(Dataset entries)
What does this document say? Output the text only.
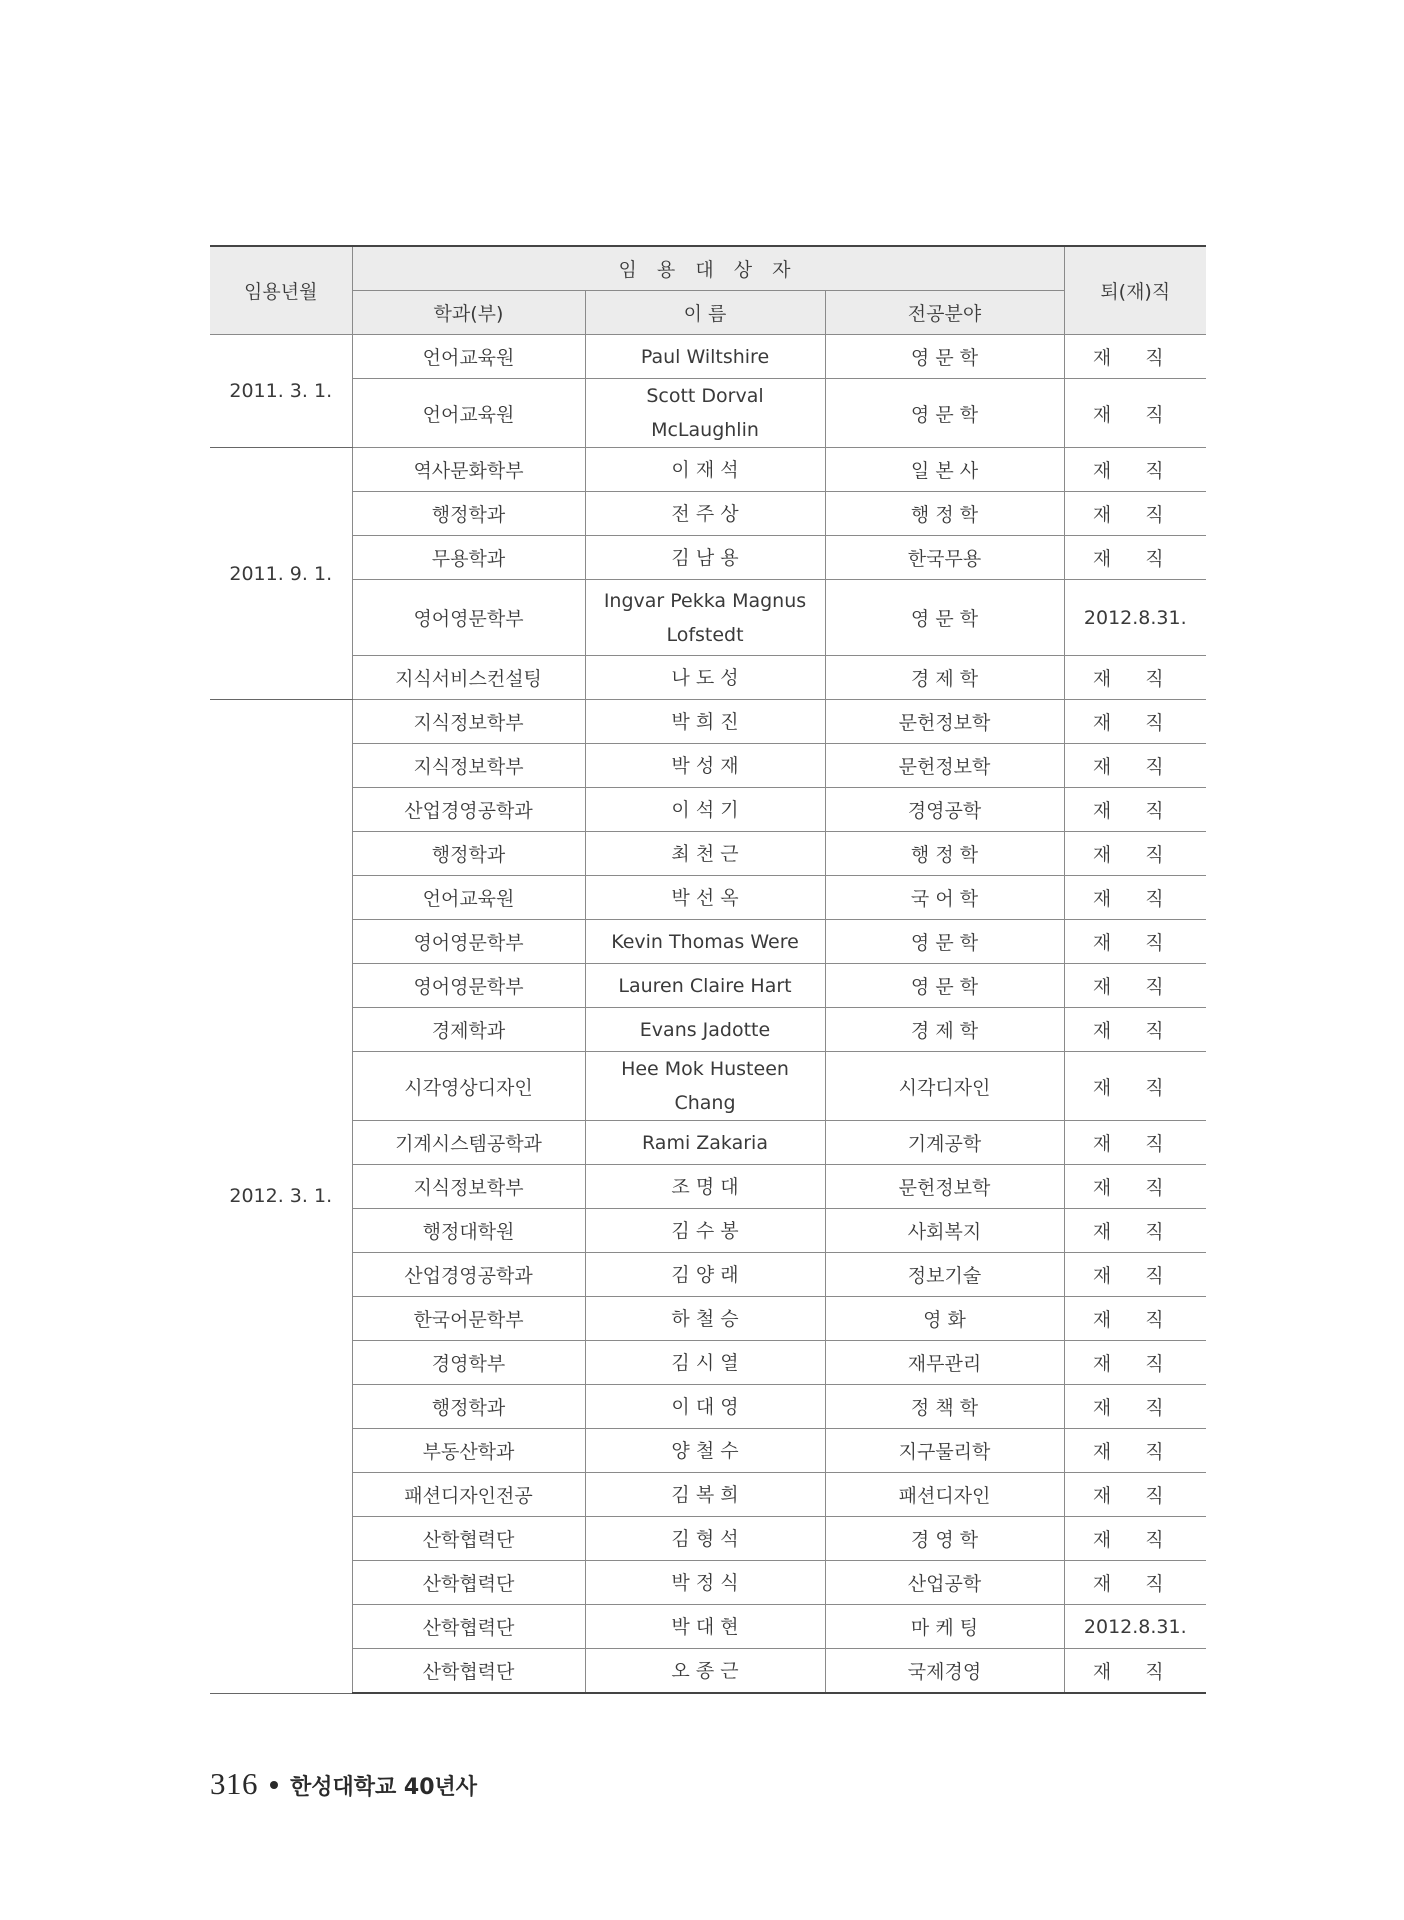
임용년월	임 용 대 상 자			퇴(재)직
	학과(부)	이 름	전공분야	
2011. 3. 1.	언어교육원	Paul Wiltshire	영 문 학	재 직
	언어교육원	Scott Dorval McLaughlin	영 문 학	재 직
2011. 9. 1.	역사문화학부	이 재 석	일 본 사	재 직
	행정학과	전 주 상	행 정 학	재 직
	무용학과	김 남 용	한국무용	재 직
	영어영문학부	Ingvar Pekka Magnus Lofstedt	영 문 학	2012.8.31.
	지식서비스컨설팅	나 도 성	경 제 학	재 직
2012. 3. 1.	지식정보학부	박 희 진	문헌정보학	재 직
	지식정보학부	박 성 재	문헌정보학	재 직
	산업경영공학과	이 석 기	경영공학	재 직
	행정학과	최 천 근	행 정 학	재 직
	언어교육원	박 선 옥	국 어 학	재 직
	영어영문학부	Kevin Thomas Were	영 문 학	재 직
	영어영문학부	Lauren Claire Hart	영 문 학	재 직
	경제학과	Evans Jadotte	경 제 학	재 직
	시각영상디자인	Hee Mok Husteen Chang	시각디자인	재 직
	기계시스템공학과	Rami Zakaria	기계공학	재 직
	지식정보학부	조 명 대	문헌정보학	재 직
	행정대학원	김 수 봉	사회복지	재 직
	산업경영공학과	김 양 래	정보기술	재 직
	한국어문학부	하 철 승	영 화	재 직
	경영학부	김 시 열	재무관리	재 직
	행정학과	이 대 영	정 책 학	재 직
	부동산학과	양 철 수	지구물리학	재 직
	패션디자인전공	김 복 희	패션디자인	재 직
	산학협력단	김 형 석	경 영 학	재 직
	산학협력단	박 정 식	산업공학	재 직
	산학협력단	박 대 현	마 케 팅	2012.8.31.
	산학협력단	오 종 근	국제경영	재 직
316 한성대학교 40년사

Required task: Where a line of the entries contains the word "영어영문학부", copy that line.

Response to the task:
	영어영문학부	Ingvar Pekka Magnus Lofstedt	영 문 학	2012.8.31.
	영어영문학부	Kevin Thomas Were	영 문 학	재 직
	영어영문학부	Lauren Claire Hart	영 문 학	재 직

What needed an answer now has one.